[Collected data entries]
_ _ _
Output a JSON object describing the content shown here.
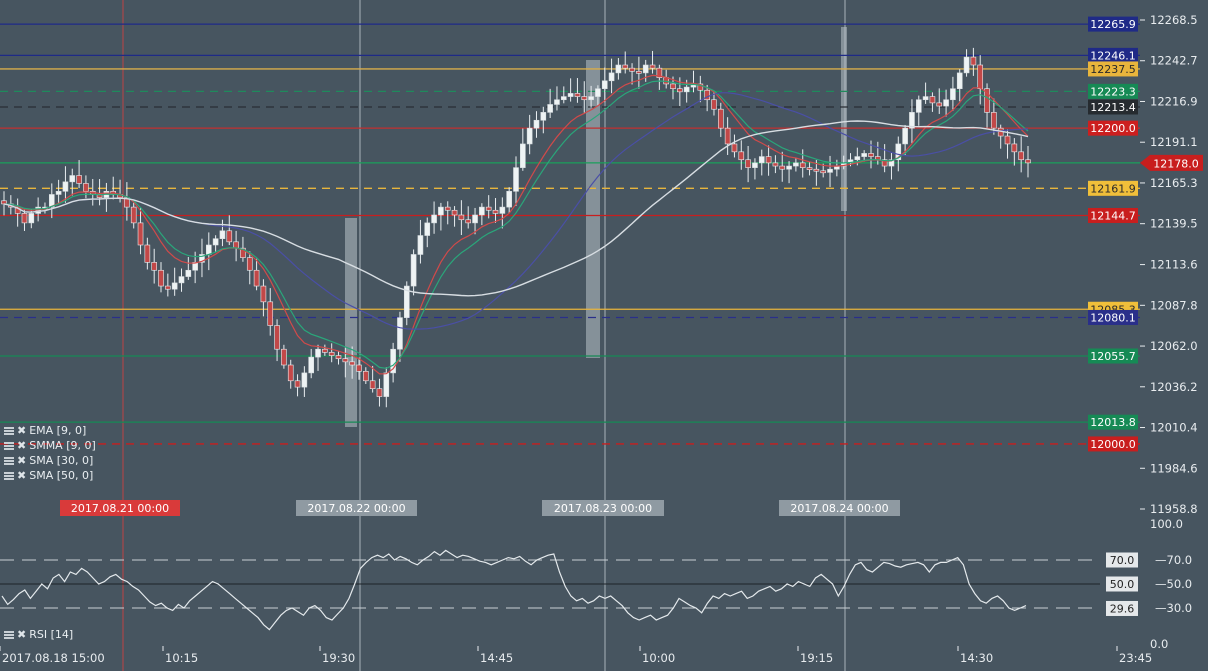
{
  "chart_data": {
    "type": "candlestick",
    "price_axis": {
      "ticks": [
        "12268.5",
        "12242.7",
        "12216.9",
        "12191.1",
        "12165.3",
        "12139.5",
        "12113.6",
        "12087.8",
        "12062.0",
        "12036.2",
        "12010.4",
        "11984.6",
        "11958.8"
      ],
      "ylim": [
        11958.8,
        12268.5
      ]
    },
    "current_price": "12178.0",
    "levels": [
      {
        "label": "12265.9",
        "value": 12265.9,
        "color": "#1f2a87",
        "style": "solid",
        "tag_bg": "#1f2a87"
      },
      {
        "label": "12246.1",
        "value": 12246.1,
        "color": "#1f2a87",
        "style": "solid",
        "tag_bg": "#1f2a87"
      },
      {
        "label": "12237.5",
        "value": 12237.5,
        "color": "#d9ad4a",
        "style": "solid",
        "tag_bg": "#e8b53c"
      },
      {
        "label": "12223.3",
        "value": 12223.3,
        "color": "#1f8a5c",
        "style": "dashed",
        "tag_bg": "#168a55"
      },
      {
        "label": "12213.4",
        "value": 12213.4,
        "color": "#2a2f35",
        "style": "dashed",
        "tag_bg": "#262b30"
      },
      {
        "label": "12200.0",
        "value": 12200.0,
        "color": "#c23030",
        "style": "solid",
        "tag_bg": "#cc1f1f"
      },
      {
        "label": "12178.0",
        "value": 12178.0,
        "color": "#1aa05a",
        "style": "solid",
        "tag_bg": "#c81e1e"
      },
      {
        "label": "12161.9",
        "value": 12161.9,
        "color": "#e8b53c",
        "style": "dashed",
        "tag_bg": "#f0bf3a"
      },
      {
        "label": "12144.7",
        "value": 12144.7,
        "color": "#c81e1e",
        "style": "solid",
        "tag_bg": "#c81e1e"
      },
      {
        "label": "12085.3",
        "value": 12085.3,
        "color": "#e8b53c",
        "style": "solid",
        "tag_bg": "#f0bf3a"
      },
      {
        "label": "12080.1",
        "value": 12080.1,
        "color": "#2a2f8a",
        "style": "dashed",
        "tag_bg": "#2a2f8a"
      },
      {
        "label": "12055.7",
        "value": 12055.7,
        "color": "#168a55",
        "style": "solid",
        "tag_bg": "#168a55"
      },
      {
        "label": "12013.8",
        "value": 12013.8,
        "color": "#168a55",
        "style": "solid",
        "tag_bg": "#168a55"
      },
      {
        "label": "12000.0",
        "value": 12000.0,
        "color": "#c81e1e",
        "style": "dashed",
        "tag_bg": "#c81e1e"
      }
    ],
    "date_labels": [
      {
        "label": "2017.08.21 00:00",
        "bg": "#d93a3a"
      },
      {
        "label": "2017.08.22 00:00",
        "bg": "#8f9aa2"
      },
      {
        "label": "2017.08.23 00:00",
        "bg": "#8f9aa2"
      },
      {
        "label": "2017.08.24 00:00",
        "bg": "#8f9aa2"
      }
    ],
    "time_axis": [
      "2017.08.18 15:00",
      "10:15",
      "19:30",
      "14:45",
      "10:00",
      "19:15",
      "14:30",
      "23:45"
    ],
    "indicators": [
      "EMA [9, 0]",
      "SMMA [9, 0]",
      "SMA [30, 0]",
      "SMA [50, 0]"
    ],
    "rsi": {
      "name": "RSI [14]",
      "axis": [
        "100.0",
        "70.0",
        "50.0",
        "30.0",
        "0.0"
      ],
      "tags": [
        "70.0",
        "50.0",
        "29.6"
      ],
      "ylim": [
        0,
        100
      ],
      "values": [
        40,
        33,
        37,
        42,
        45,
        38,
        44,
        50,
        46,
        55,
        58,
        52,
        60,
        58,
        63,
        60,
        55,
        50,
        52,
        56,
        58,
        54,
        52,
        48,
        45,
        40,
        35,
        32,
        34,
        30,
        28,
        33,
        30,
        36,
        40,
        44,
        48,
        52,
        50,
        46,
        42,
        38,
        34,
        30,
        26,
        22,
        16,
        12,
        18,
        24,
        28,
        30,
        27,
        24,
        30,
        32,
        28,
        22,
        20,
        25,
        30,
        38,
        50,
        63,
        68,
        72,
        74,
        72,
        75,
        70,
        73,
        71,
        68,
        66,
        70,
        73,
        77,
        74,
        78,
        75,
        72,
        74,
        73,
        71,
        69,
        68,
        66,
        68,
        70,
        72,
        71,
        73,
        69,
        66,
        70,
        72,
        74,
        75,
        60,
        48,
        40,
        36,
        38,
        34,
        36,
        40,
        38,
        40,
        36,
        32,
        26,
        22,
        20,
        22,
        24,
        20,
        22,
        24,
        30,
        38,
        35,
        32,
        30,
        26,
        34,
        40,
        38,
        42,
        40,
        42,
        44,
        38,
        40,
        44,
        46,
        48,
        44,
        46,
        50,
        48,
        52,
        50,
        48,
        55,
        58,
        54,
        50,
        40,
        48,
        58,
        66,
        68,
        62,
        60,
        64,
        68,
        67,
        65,
        64,
        66,
        67,
        68,
        66,
        60,
        66,
        68,
        68,
        70,
        72,
        66,
        50,
        42,
        36,
        34,
        38,
        40,
        36,
        30,
        28,
        30,
        32
      ]
    },
    "candles_close": [
      12152,
      12150,
      12146,
      12140,
      12146,
      12150,
      12150,
      12158,
      12160,
      12166,
      12170,
      12165,
      12160,
      12158,
      12156,
      12160,
      12158,
      12156,
      12150,
      12140,
      12126,
      12115,
      12110,
      12100,
      12098,
      12102,
      12106,
      12110,
      12115,
      12120,
      12126,
      12130,
      12135,
      12128,
      12124,
      12118,
      12110,
      12100,
      12090,
      12075,
      12060,
      12050,
      12040,
      12036,
      12045,
      12055,
      12060,
      12058,
      12056,
      12054,
      12052,
      12050,
      12046,
      12040,
      12035,
      12030,
      12045,
      12060,
      12080,
      12100,
      12120,
      12132,
      12140,
      12145,
      12150,
      12148,
      12145,
      12142,
      12140,
      12145,
      12150,
      12148,
      12146,
      12150,
      12160,
      12175,
      12190,
      12200,
      12205,
      12210,
      12215,
      12218,
      12220,
      12222,
      12220,
      12218,
      12220,
      12225,
      12230,
      12235,
      12240,
      12238,
      12236,
      12235,
      12240,
      12238,
      12232,
      12228,
      12225,
      12223,
      12226,
      12228,
      12224,
      12218,
      12212,
      12200,
      12190,
      12185,
      12180,
      12175,
      12178,
      12182,
      12178,
      12176,
      12174,
      12176,
      12178,
      12175,
      12174,
      12173,
      12172,
      12174,
      12176,
      12178,
      12180,
      12182,
      12184,
      12182,
      12180,
      12176,
      12180,
      12190,
      12200,
      12210,
      12218,
      12220,
      12216,
      12214,
      12218,
      12225,
      12235,
      12245,
      12240,
      12225,
      12210,
      12200,
      12195,
      12190,
      12185,
      12180,
      12178
    ]
  }
}
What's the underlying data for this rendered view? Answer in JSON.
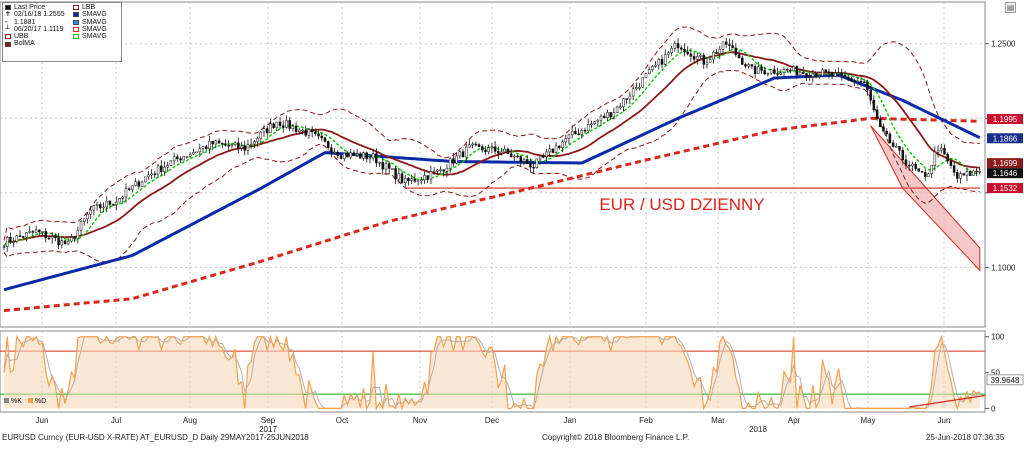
{
  "legend": {
    "left": [
      "Last Price",
      "02/16/18 1.2555",
      "1.1881",
      "06/20/17 1.1119",
      "UBB",
      "BolMA"
    ],
    "right": [
      "LBB",
      "SMAVG",
      "SMAVG",
      "SMAVG",
      "SMAVG"
    ]
  },
  "oscillator_legend": [
    "%K",
    "%D"
  ],
  "annotation": "EUR / USD DZIENNY",
  "price_tags": [
    "1.1995",
    "1.1866",
    "1.1699",
    "1.1646",
    "1.1532"
  ],
  "osc_tags": [
    "39.9648"
  ],
  "footer": {
    "left": "EURUSD Curncy (EUR-USD X-RATE) AT_EURUSD_D  Daily 29MAY2017-25JUN2018",
    "center": "Copyright© 2018 Bloomberg Finance L.P.",
    "right": "25-Jun-2018 07:36:35"
  },
  "colors": {
    "candle": "#111111",
    "bollinger": "#8b1a1a",
    "sma_fast": "#00cc00",
    "sma_mid": "#8b1a1a",
    "sma_slow": "#0a2aa8",
    "sma_long": "#d62a1e",
    "channel": "#f2b6b6",
    "stoch_k": "#f4a050",
    "stoch_d": "#b0b0b0"
  },
  "chart_data": [
    {
      "type": "candlestick",
      "series_name": "EURUSD Curncy",
      "ylim": [
        1.06,
        1.278
      ],
      "y_ticks": [
        1.1,
        1.15,
        1.2,
        1.25
      ],
      "y_tick_labels": [
        "1.1000",
        "",
        "",
        "1.2500"
      ],
      "x_months": [
        "Jun",
        "Jul",
        "Aug",
        "Sep",
        "Oct",
        "Nov",
        "Dec",
        "Jan",
        "Feb",
        "Mar",
        "Apr",
        "May",
        "Jun"
      ],
      "x_years": [
        "2017",
        "2018"
      ],
      "num_periods": 284,
      "price_anchors": [
        [
          0,
          1.117
        ],
        [
          10,
          1.124
        ],
        [
          20,
          1.115
        ],
        [
          27,
          1.138
        ],
        [
          35,
          1.145
        ],
        [
          45,
          1.162
        ],
        [
          55,
          1.174
        ],
        [
          65,
          1.183
        ],
        [
          75,
          1.18
        ],
        [
          85,
          1.198
        ],
        [
          95,
          1.19
        ],
        [
          105,
          1.176
        ],
        [
          115,
          1.174
        ],
        [
          125,
          1.157
        ],
        [
          135,
          1.164
        ],
        [
          145,
          1.18
        ],
        [
          155,
          1.178
        ],
        [
          165,
          1.168
        ],
        [
          175,
          1.186
        ],
        [
          190,
          1.205
        ],
        [
          200,
          1.228
        ],
        [
          210,
          1.25
        ],
        [
          218,
          1.238
        ],
        [
          225,
          1.25
        ],
        [
          233,
          1.232
        ],
        [
          245,
          1.232
        ],
        [
          255,
          1.23
        ],
        [
          268,
          1.224
        ],
        [
          273,
          1.192
        ],
        [
          280,
          1.173
        ],
        [
          287,
          1.159
        ],
        [
          291,
          1.181
        ],
        [
          297,
          1.16
        ],
        [
          304,
          1.165
        ]
      ],
      "sma_long_anchors": [
        [
          0,
          1.071
        ],
        [
          40,
          1.079
        ],
        [
          80,
          1.104
        ],
        [
          120,
          1.131
        ],
        [
          160,
          1.151
        ],
        [
          200,
          1.172
        ],
        [
          240,
          1.192
        ],
        [
          270,
          1.2
        ],
        [
          304,
          1.198
        ]
      ],
      "sma_slow_anchors": [
        [
          0,
          1.085
        ],
        [
          40,
          1.108
        ],
        [
          80,
          1.153
        ],
        [
          100,
          1.177
        ],
        [
          140,
          1.171
        ],
        [
          180,
          1.17
        ],
        [
          210,
          1.2
        ],
        [
          240,
          1.227
        ],
        [
          260,
          1.229
        ],
        [
          280,
          1.212
        ],
        [
          304,
          1.187
        ]
      ],
      "lines": [
        {
          "name": "support",
          "y": 1.1532,
          "x_from": 125,
          "x_to": 304
        },
        {
          "name": "channel_upper",
          "from": [
            270,
            1.195
          ],
          "to": [
            304,
            1.113
          ]
        },
        {
          "name": "channel_lower",
          "from": [
            280,
            1.153
          ],
          "to": [
            304,
            1.098
          ]
        }
      ]
    },
    {
      "type": "line",
      "series": [
        {
          "name": "%K"
        },
        {
          "name": "%D"
        }
      ],
      "ylim": [
        -5,
        108
      ],
      "y_ticks": [
        0,
        50,
        100
      ],
      "y_tick_labels": [
        "0",
        "50",
        "100"
      ],
      "hlines": [
        80,
        20
      ],
      "trendline": {
        "from": [
          282,
          2
        ],
        "to": [
          310,
          18
        ]
      },
      "last_value": 39.9648
    }
  ]
}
_ _ _
WORK TO DO | From the listing above, collect each line in which the string "candlestick" appears.

COMPLETE RESPONSE |
    "type": "candlestick",
      "type": "candlestick",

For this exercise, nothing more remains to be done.